%%

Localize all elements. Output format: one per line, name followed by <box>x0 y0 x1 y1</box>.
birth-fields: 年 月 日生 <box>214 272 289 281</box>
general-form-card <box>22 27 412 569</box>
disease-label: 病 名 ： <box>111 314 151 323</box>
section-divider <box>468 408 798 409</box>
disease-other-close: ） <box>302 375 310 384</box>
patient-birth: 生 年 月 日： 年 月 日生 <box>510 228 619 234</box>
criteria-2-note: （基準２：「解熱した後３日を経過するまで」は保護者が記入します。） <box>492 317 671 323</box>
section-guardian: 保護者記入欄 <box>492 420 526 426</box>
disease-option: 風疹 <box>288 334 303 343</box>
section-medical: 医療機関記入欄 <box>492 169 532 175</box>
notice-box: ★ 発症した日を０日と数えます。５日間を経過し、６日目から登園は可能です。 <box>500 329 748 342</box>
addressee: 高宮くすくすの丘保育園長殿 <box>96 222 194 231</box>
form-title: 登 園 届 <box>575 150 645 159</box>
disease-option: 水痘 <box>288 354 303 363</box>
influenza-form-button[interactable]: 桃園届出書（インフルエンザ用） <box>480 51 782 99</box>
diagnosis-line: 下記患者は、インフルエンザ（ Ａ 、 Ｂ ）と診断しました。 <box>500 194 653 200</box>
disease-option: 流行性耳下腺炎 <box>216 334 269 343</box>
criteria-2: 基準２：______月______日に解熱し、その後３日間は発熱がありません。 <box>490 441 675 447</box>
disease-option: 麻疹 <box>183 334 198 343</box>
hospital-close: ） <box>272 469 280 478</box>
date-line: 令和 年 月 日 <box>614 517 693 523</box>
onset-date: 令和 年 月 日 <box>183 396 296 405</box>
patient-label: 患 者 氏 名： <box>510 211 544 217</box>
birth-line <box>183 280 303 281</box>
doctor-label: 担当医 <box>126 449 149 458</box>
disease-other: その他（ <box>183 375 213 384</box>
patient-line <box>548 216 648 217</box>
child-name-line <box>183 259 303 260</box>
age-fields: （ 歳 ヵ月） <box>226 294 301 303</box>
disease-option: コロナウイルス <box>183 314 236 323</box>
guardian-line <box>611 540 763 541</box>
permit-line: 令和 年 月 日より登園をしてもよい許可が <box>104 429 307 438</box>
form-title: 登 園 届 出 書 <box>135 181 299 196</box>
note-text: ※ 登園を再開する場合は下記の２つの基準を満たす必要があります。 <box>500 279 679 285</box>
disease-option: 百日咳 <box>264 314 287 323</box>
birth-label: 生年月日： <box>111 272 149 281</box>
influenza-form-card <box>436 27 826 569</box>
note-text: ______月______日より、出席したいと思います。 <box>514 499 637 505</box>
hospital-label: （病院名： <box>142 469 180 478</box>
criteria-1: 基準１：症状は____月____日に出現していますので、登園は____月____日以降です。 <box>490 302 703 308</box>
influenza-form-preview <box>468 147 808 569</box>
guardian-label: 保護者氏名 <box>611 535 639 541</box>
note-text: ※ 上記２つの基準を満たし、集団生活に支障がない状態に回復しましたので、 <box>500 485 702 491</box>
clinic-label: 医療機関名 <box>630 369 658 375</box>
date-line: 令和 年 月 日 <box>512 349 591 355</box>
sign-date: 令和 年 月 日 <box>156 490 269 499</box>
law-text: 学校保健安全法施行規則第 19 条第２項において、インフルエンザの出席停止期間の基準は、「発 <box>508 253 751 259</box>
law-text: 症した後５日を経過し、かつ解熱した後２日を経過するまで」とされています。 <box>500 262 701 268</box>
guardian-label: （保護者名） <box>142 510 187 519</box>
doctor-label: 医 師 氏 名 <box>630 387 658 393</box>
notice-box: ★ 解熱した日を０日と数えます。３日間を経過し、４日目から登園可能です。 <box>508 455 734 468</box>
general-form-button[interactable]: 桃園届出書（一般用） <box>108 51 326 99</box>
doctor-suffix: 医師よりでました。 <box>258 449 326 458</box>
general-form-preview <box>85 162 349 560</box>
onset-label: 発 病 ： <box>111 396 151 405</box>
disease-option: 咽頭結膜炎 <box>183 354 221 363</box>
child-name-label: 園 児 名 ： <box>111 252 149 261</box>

%%
%%

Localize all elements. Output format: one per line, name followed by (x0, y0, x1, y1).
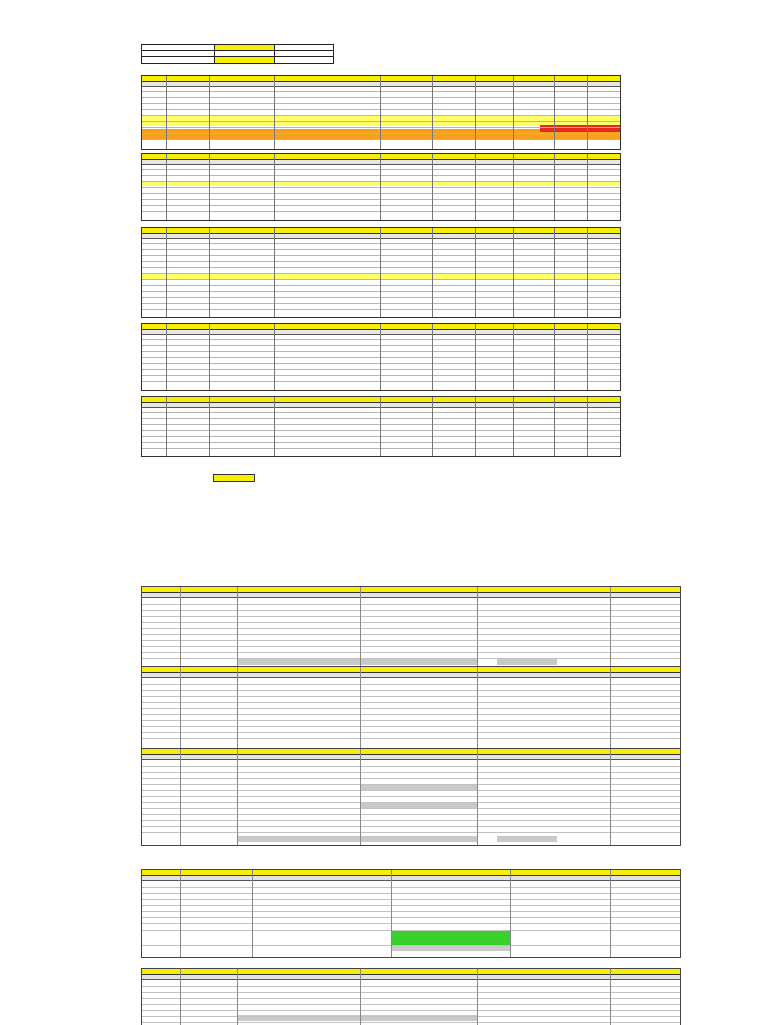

%%

Stated problem ▸ Extract each line from the entries above that contains the word "elements".

Exercise solution ▸
Localize all elements. Output format: one per line, name followed by <box>x0 y0 x1 y1</box>.
Localize all elements. Output format: one per line, name followed by (x0, y0, x1, y1).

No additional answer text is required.